- WHAT THE TASK ASKS
Scan the records below. List lines holding "bottom".

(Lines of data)
______________________________

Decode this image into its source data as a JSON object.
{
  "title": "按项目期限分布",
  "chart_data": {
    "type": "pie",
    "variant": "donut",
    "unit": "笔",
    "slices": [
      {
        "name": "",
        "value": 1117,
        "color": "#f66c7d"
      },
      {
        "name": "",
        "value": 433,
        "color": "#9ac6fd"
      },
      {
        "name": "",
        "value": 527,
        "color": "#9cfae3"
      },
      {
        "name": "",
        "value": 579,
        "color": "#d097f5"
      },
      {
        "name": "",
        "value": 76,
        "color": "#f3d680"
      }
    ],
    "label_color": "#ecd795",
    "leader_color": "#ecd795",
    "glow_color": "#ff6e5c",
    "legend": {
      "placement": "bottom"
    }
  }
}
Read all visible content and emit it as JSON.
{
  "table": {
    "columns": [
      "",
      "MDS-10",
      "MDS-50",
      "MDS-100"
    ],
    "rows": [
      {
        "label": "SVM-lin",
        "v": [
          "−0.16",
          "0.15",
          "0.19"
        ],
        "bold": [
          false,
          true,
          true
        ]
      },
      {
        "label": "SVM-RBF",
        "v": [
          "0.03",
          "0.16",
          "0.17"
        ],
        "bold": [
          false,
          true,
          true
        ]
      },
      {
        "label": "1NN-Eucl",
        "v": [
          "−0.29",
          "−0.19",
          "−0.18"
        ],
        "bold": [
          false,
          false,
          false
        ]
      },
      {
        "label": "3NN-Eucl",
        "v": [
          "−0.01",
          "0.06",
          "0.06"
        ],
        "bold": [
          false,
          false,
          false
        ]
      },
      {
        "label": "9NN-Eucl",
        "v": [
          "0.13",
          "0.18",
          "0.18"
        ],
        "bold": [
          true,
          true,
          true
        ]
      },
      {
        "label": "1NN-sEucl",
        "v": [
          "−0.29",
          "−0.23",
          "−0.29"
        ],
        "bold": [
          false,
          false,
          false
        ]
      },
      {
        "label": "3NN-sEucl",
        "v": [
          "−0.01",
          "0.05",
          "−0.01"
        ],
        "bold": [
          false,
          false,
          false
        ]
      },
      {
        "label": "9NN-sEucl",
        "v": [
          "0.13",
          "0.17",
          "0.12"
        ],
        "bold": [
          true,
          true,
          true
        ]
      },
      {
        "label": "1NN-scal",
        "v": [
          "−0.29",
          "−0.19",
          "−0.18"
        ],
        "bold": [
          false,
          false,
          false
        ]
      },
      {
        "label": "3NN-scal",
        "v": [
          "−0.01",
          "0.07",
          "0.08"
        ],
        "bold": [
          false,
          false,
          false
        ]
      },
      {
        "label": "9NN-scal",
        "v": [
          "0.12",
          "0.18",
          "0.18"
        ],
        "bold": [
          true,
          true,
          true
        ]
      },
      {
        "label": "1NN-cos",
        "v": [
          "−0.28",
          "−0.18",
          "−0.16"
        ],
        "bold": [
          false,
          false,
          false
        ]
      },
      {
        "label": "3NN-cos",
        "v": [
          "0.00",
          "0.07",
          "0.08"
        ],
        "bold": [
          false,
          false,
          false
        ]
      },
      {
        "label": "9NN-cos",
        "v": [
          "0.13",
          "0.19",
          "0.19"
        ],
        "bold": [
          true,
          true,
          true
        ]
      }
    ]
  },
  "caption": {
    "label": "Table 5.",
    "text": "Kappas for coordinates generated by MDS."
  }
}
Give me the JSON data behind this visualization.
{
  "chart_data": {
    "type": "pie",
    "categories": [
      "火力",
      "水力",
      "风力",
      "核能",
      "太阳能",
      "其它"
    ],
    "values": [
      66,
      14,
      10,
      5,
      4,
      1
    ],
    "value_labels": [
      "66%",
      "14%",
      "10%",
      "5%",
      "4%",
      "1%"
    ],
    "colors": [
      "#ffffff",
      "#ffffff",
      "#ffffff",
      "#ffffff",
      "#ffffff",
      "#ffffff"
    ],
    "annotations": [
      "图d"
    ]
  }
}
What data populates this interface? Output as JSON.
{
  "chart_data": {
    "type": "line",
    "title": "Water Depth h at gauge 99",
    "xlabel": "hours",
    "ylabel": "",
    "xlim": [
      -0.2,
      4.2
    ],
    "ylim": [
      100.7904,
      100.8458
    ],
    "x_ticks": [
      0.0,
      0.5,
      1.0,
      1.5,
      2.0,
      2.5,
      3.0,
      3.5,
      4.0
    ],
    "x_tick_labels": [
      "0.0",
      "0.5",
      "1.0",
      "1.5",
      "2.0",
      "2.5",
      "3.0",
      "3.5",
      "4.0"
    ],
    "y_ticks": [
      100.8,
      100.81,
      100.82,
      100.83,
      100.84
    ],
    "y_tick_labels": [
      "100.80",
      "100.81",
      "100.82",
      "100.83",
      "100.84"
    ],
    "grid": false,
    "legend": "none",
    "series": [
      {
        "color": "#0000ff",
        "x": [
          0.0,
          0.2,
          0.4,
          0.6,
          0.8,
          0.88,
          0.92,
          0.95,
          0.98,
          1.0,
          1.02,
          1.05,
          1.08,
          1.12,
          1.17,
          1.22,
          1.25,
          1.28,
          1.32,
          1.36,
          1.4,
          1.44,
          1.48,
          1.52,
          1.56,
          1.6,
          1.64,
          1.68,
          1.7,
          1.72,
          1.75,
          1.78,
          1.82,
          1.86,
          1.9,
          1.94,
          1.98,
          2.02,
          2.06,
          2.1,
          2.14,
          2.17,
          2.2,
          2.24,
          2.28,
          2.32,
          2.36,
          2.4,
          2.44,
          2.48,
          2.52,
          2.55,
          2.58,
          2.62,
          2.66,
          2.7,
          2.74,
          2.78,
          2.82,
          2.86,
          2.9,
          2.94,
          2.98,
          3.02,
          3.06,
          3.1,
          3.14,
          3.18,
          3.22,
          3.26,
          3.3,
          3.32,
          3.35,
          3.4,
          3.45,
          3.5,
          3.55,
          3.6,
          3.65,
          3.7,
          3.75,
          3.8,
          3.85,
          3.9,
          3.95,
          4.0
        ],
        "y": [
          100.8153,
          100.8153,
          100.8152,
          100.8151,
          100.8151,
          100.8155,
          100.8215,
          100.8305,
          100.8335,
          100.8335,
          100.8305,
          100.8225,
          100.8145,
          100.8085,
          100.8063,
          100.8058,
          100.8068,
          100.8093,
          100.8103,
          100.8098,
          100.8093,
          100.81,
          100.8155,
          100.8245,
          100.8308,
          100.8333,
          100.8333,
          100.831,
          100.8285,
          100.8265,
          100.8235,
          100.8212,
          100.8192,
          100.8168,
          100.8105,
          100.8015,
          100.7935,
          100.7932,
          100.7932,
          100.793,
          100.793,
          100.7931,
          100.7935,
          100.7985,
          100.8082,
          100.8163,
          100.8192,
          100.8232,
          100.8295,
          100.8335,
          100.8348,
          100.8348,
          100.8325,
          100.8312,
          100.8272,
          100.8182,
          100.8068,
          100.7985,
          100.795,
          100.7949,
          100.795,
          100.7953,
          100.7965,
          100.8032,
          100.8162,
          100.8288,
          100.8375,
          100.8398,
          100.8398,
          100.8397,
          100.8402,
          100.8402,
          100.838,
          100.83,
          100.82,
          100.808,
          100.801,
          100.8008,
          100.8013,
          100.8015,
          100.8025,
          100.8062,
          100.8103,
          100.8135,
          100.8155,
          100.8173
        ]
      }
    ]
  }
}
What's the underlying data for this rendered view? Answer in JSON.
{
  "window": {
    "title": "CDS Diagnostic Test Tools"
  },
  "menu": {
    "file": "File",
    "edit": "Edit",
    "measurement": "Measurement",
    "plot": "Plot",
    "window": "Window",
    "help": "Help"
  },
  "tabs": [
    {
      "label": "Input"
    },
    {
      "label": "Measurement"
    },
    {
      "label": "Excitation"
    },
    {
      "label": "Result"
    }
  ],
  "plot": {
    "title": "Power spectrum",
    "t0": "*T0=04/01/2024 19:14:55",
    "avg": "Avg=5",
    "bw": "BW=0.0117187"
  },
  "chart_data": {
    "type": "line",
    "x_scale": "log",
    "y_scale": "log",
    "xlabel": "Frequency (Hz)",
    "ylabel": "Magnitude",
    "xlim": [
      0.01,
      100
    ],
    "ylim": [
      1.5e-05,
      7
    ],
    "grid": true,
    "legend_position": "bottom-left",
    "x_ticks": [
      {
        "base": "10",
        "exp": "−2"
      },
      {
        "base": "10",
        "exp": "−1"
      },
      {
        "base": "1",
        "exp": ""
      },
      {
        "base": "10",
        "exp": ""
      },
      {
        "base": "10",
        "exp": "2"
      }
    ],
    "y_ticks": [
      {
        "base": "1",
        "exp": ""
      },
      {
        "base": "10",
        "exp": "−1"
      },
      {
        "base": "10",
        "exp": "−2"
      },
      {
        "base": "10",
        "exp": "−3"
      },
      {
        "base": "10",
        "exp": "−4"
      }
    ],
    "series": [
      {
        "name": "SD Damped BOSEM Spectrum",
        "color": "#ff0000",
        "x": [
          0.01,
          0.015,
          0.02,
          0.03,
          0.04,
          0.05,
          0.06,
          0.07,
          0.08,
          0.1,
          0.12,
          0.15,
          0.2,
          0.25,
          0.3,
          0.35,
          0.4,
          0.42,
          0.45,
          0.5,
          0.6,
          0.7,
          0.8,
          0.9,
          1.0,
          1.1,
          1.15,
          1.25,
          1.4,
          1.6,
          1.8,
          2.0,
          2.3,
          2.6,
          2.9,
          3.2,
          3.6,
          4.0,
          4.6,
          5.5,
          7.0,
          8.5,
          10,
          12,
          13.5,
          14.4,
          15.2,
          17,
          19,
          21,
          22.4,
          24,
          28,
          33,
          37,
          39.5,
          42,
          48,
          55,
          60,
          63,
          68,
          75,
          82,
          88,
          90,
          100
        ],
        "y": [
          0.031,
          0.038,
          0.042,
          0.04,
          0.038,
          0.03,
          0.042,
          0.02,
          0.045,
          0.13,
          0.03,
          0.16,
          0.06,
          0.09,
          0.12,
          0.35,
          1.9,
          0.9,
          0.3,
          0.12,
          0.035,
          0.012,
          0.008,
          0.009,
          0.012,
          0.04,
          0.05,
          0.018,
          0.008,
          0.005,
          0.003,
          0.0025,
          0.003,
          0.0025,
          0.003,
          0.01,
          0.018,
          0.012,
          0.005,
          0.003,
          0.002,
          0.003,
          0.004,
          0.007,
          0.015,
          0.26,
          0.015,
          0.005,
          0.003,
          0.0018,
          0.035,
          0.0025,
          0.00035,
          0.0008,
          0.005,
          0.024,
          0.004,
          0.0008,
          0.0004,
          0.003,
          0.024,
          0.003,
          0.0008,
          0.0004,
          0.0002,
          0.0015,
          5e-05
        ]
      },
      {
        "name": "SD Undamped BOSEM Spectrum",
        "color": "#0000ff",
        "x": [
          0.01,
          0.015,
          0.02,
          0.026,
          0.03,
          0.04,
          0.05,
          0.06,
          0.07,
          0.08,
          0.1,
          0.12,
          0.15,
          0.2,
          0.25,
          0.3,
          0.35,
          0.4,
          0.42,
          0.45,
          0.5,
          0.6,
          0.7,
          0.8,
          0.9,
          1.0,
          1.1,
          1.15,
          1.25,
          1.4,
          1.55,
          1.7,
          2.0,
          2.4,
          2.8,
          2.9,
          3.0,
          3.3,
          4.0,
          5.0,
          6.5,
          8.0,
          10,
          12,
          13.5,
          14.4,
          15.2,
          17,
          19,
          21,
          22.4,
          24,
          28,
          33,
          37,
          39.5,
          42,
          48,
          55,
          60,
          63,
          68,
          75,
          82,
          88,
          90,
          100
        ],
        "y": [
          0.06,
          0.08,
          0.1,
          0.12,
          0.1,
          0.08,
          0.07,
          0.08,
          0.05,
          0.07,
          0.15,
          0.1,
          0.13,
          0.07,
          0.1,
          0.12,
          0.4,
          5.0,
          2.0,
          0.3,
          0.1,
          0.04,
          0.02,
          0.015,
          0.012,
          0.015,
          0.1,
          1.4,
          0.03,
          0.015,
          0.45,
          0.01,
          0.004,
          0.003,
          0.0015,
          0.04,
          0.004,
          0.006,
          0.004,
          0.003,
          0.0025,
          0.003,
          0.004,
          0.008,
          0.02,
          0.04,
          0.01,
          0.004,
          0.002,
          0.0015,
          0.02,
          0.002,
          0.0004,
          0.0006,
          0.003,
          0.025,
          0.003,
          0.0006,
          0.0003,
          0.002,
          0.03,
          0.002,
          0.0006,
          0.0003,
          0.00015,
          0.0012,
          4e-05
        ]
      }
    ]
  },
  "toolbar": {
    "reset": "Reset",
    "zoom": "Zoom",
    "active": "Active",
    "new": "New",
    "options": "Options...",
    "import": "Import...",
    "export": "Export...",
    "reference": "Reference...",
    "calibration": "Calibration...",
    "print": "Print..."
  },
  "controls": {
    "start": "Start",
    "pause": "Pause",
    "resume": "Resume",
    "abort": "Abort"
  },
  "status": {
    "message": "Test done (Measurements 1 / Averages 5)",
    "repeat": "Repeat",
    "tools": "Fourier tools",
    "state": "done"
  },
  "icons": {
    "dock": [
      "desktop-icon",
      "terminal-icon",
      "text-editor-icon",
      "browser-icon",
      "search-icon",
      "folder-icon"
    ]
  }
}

______________________________

- EXPECTED ANSWER
      "placement": "bottom"
    "legend_position": "bottom-left",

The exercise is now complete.